• Pasaje extraído:
La población mundial cuenta hoy con 8 billones de habitantes y en 2050 llegaremos a los 10 billones. Hoy cerca de 3,6 billones de habitantes hacen parte de la llamada clase media, y se estima que en 2030 esa categoría socioeconómica de la población alcanzará a los 5 billones de personas. De acuerdo con proyecciones de Naciones Unidas, la mayoría de esa franja de la población en términos absolutos va a estar situada en África, América Latina y en particular en Asía, un contraste significativo con lo que ocurría a principios de este siglo, cuando Europa y Estados Unidos concentraban a la mayoría de la clase media global.
Estos cambios socioeconómicos producen transformaciones muy profundas en los patrones de consumo de la gente, causando un alza de la demanda de alimentos y una mayor exigencia en la calidad de los productos ofrecidos. El caso de la República Popular de China es patente: desde su ingreso a la OMC en 2001, su dependencia alimentaria se ha venido agravando ostensiblemente. El crecimiento de su clase media ponderado con el tamaño de su población – 20 por ciento de los habitantes del mundo– ha venido ejerciendo una gran presión sobre el suministro global de productos agrícolas y alimentarios, dada su dependencia hacia las importaciones de soja, carne bovina y productos lácteos y de manera creciente hacia las importaciones de cereales.
Según datos del informe Déméter 2019, la carencia de tierras arables -China solo cuenta con el 8 por ciento de la tierra cultivable del mundo- y la degradación de su superficie cultivable, así como las presiones hídricas, ha obligado a esa nación a volcarse hacia las importaciones masivas de alimentos. En esa estrategia, su prioridad ha sido la de garantizar el suministro de alimentos mediante acuerdos comerciales a largo plazo y acelerar la adquisición de tierras en el exterior. De igual modo, los actores tradicionales en el comercio de alimentos, hasta hace poco empresas europeas, norteamericanas y japonesas, han presenciado el surgimiento de traders de commodities chinos y brasileños, los cuales han crecido exponencialmente gracias al comercio alimentario con China.

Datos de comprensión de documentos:

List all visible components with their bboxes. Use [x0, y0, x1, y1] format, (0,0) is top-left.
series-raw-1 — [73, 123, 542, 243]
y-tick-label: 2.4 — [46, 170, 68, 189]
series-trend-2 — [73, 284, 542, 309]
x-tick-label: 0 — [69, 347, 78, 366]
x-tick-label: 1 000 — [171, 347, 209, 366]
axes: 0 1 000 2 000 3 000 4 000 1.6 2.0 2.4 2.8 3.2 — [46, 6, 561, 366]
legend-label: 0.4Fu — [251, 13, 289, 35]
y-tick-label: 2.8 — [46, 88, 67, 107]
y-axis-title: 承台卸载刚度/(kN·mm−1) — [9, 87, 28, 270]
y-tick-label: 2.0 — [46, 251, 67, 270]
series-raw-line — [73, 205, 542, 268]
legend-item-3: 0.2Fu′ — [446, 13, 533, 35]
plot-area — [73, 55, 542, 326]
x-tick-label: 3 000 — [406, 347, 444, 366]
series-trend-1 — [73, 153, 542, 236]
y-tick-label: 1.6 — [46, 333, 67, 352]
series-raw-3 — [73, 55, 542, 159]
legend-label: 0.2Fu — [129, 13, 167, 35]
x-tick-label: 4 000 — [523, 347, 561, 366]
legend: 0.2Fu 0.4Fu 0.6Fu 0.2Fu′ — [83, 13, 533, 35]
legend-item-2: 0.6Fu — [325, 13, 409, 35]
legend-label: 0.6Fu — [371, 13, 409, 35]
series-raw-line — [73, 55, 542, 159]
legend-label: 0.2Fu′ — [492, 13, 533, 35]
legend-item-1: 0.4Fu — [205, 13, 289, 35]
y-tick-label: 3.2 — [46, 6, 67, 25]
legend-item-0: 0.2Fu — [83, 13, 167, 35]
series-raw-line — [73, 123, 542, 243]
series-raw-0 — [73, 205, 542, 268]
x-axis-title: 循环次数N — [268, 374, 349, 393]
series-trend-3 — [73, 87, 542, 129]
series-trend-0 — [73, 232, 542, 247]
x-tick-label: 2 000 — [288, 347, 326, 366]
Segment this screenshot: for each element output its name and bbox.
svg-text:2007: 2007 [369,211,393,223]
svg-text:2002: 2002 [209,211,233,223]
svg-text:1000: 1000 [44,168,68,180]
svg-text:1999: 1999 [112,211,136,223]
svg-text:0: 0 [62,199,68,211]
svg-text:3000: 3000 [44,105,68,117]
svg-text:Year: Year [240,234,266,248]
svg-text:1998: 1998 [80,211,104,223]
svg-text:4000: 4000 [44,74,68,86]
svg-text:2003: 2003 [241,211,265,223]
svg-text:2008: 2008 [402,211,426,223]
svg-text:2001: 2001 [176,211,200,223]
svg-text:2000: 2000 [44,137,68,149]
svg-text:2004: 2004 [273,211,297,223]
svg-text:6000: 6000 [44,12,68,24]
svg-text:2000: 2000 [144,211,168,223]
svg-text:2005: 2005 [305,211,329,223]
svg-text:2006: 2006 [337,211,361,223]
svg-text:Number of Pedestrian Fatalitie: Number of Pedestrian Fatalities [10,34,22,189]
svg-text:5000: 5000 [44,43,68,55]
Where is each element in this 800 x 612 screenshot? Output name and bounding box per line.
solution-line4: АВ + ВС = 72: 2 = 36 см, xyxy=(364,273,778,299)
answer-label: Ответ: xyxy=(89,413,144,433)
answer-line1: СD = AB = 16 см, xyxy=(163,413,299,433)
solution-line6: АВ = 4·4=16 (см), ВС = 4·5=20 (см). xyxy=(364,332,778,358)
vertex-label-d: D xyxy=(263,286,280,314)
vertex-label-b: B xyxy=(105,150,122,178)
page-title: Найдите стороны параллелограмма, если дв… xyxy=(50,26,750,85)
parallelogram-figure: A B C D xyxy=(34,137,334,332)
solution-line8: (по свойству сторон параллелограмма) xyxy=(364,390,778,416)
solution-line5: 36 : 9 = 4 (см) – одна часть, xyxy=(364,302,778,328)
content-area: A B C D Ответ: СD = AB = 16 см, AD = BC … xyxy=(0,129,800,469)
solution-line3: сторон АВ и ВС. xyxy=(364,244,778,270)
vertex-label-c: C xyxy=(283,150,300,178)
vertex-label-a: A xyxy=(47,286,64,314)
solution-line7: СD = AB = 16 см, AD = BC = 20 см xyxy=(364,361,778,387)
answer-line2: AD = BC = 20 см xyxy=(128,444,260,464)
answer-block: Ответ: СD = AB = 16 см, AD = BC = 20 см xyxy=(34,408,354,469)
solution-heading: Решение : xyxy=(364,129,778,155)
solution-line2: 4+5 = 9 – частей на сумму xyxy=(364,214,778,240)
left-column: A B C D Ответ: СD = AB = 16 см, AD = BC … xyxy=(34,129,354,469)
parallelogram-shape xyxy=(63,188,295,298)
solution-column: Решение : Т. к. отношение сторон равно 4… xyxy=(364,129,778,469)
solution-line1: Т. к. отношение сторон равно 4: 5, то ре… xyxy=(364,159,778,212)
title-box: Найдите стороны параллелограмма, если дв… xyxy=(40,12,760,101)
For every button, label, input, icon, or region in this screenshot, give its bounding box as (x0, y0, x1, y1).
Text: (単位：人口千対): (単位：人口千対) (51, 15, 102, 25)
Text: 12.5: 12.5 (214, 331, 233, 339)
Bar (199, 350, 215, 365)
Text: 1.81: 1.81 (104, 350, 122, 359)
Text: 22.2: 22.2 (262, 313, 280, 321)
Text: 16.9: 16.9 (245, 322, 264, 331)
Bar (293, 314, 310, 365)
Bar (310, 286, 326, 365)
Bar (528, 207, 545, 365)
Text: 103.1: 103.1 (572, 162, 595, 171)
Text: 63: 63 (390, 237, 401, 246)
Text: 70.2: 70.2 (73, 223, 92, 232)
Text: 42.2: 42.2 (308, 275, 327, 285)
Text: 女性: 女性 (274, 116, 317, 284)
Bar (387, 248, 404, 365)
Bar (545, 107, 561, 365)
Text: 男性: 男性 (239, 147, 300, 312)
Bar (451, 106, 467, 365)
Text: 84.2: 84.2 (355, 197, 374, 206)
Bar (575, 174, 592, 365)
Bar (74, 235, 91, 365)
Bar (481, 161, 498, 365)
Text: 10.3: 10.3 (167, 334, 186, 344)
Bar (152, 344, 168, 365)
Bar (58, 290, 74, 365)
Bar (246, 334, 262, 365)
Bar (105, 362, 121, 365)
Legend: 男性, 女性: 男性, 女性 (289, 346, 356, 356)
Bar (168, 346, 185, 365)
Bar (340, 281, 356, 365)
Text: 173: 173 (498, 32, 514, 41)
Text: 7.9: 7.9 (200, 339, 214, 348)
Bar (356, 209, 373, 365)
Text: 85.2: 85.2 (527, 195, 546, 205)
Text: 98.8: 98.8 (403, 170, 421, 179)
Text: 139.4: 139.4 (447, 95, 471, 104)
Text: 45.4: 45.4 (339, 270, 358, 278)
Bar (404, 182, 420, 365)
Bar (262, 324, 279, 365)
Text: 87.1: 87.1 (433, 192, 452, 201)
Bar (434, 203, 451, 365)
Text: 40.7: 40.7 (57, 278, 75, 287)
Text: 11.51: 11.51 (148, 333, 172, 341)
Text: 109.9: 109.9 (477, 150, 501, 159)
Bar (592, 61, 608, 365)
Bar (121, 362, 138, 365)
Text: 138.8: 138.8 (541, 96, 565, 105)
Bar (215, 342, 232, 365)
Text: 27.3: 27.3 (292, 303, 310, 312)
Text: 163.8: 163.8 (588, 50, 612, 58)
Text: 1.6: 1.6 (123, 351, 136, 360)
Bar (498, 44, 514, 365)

• Qué elaborar: Indica si cada afirmación concuerda con el pasaje sobre la clase media y la demanda de alimentos; responde sí o no y cita textualmente las palabras del pasaje que lo deciden. (a) China cuenta con el 8 por ciento de la tierra cultivable del mundo. (b) China ingresó a la OMC en 2010. (c) A principios de este siglo, Asia concentraba a la mayoría de la clase media global. Las entradas son un material aparte y no guardan relación con el pasaje.

• Respuesta escrita:
(a) Sí: "China solo cuenta con el 8 por ciento de la tierra cultivable del mundo".
(b) No: "desde su ingreso a la OMC en 2001".
(c) No: "cuando Europa y Estados Unidos concentraban a la mayoría de la clase media global".